# [Written request]
Reproduce word for word the stretch of the Black Vespa Home description below that runs from "Challenged with designing" up to and including "for the owners.".

# [Document]
Challenged with designing a home that symbolises the style and freedom associated with a Vespa, Stafford Architecture’s interpretation is the Black Vespa Home – a vision concerned with timeless quality. Located in the heart of Bellevue Hill in Sydney’s eastern suburbs, the design brief was simple: create a setting ideal for cherishing shared moments of simple joys – family meals, casual conversations, and moments in the sun – while also providing for the needs of a growing family.
A significant consideration for the owners was to design a space that fosters openness and connections between physically separated areas, creating a sense of solitude without loneliness. The rooms are thoughtfully designed with modest proportions, offering both the versatility to host guests and the serenity to serve as a retreat for the owners.
The interiors are an exploration of private spaces intricately linked by naturally lit and well-ventilated elements, achieved through a meticulous design approach. The Black Vespa Home is a tranquil and restful space anchored by a simple yet flexible floorplan. There is a sense of space that’s open and communal, where natural light is maximised, even filtering through the surrounding vegetation.
The floorplan is arranged along two distinct axes: the central axis which connects the entry courtyard, foyer, and pool courtyard. While the main circulation axis, which runs parallel to the street, connects internal spaces with precise and deliberate view corridors. This design creates a sense of spaciousness and depth, seamlessly connecting residents to the outside world.

# [Data shown]
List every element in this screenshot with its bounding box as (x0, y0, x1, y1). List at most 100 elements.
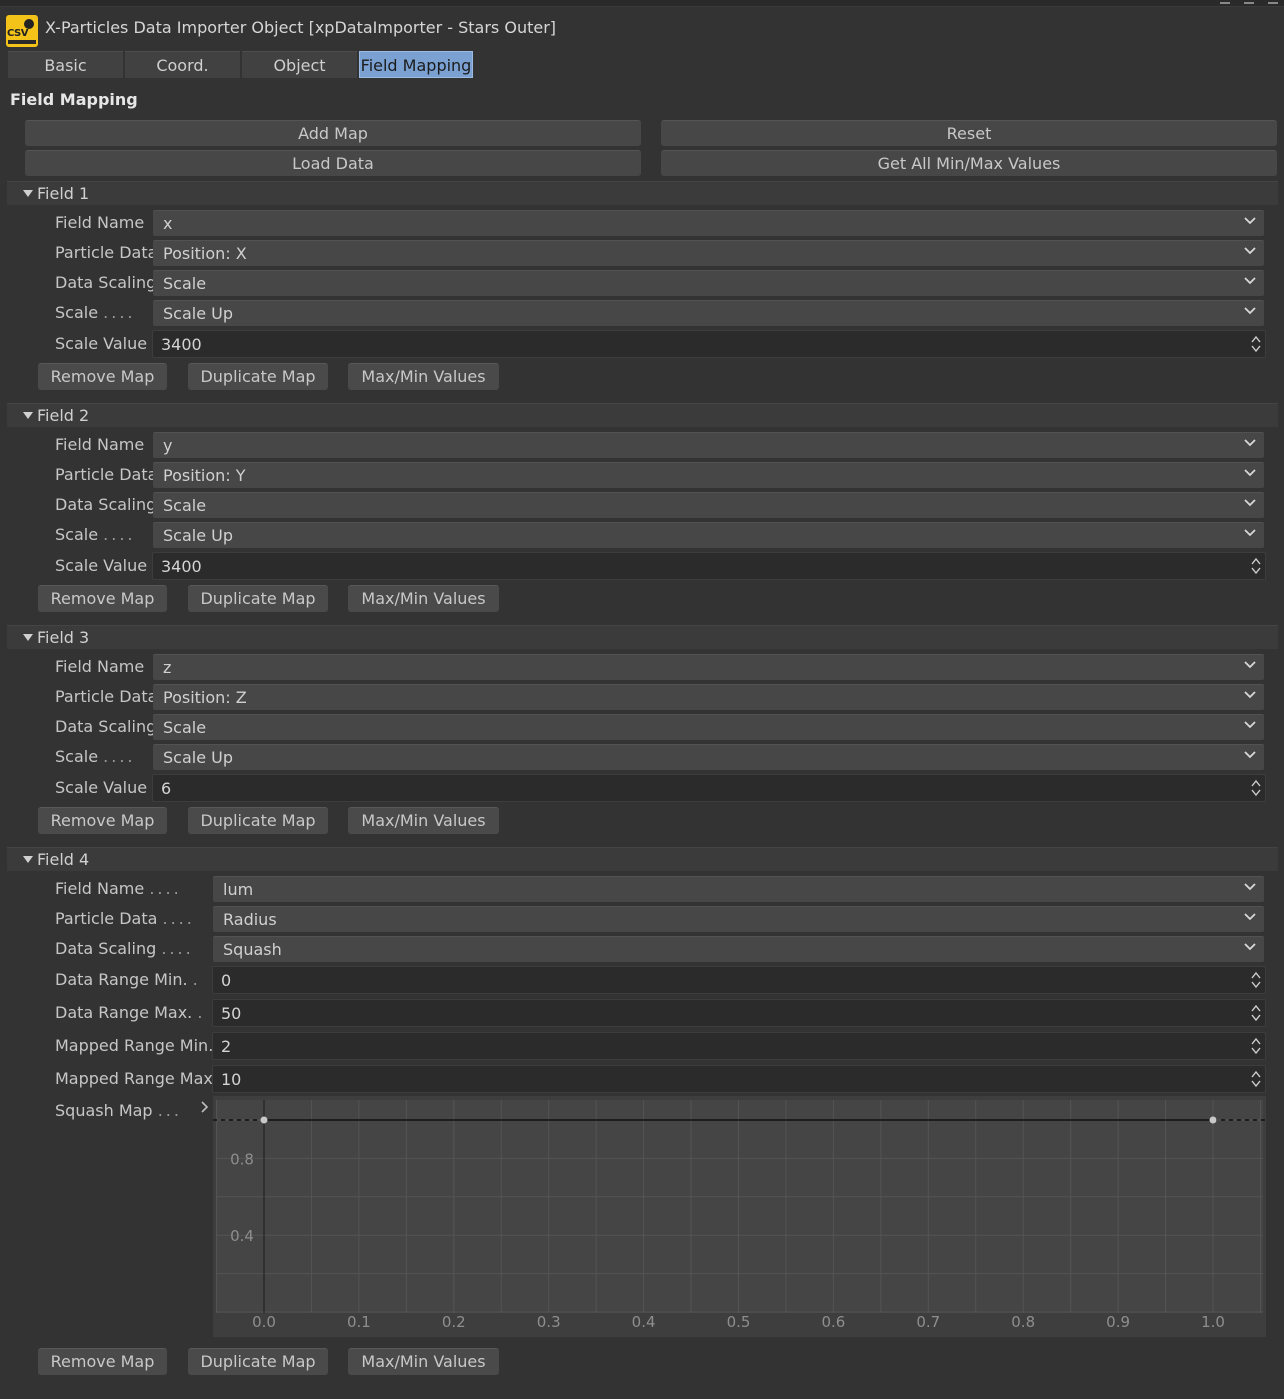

# [Result of this task]
Challenged with designing a home that symbolises the style and freedom associated with a Vespa, Stafford Architecture’s interpretation is the Black Vespa Home – a vision concerned with timeless quality. Located in the heart of Bellevue Hill in Sydney’s eastern suburbs, the design brief was simple: create a setting ideal for cherishing shared moments of simple joys – family meals, casual conversations, and moments in the sun – while also providing for the needs of a growing family.
A significant consideration for the owners was to design a space that fosters openness and connections between physically separated areas, creating a sense of solitude without loneliness. The rooms are thoughtfully designed with modest proportions, offering both the versatility to host guests and the serenity to serve as a retreat for the owners.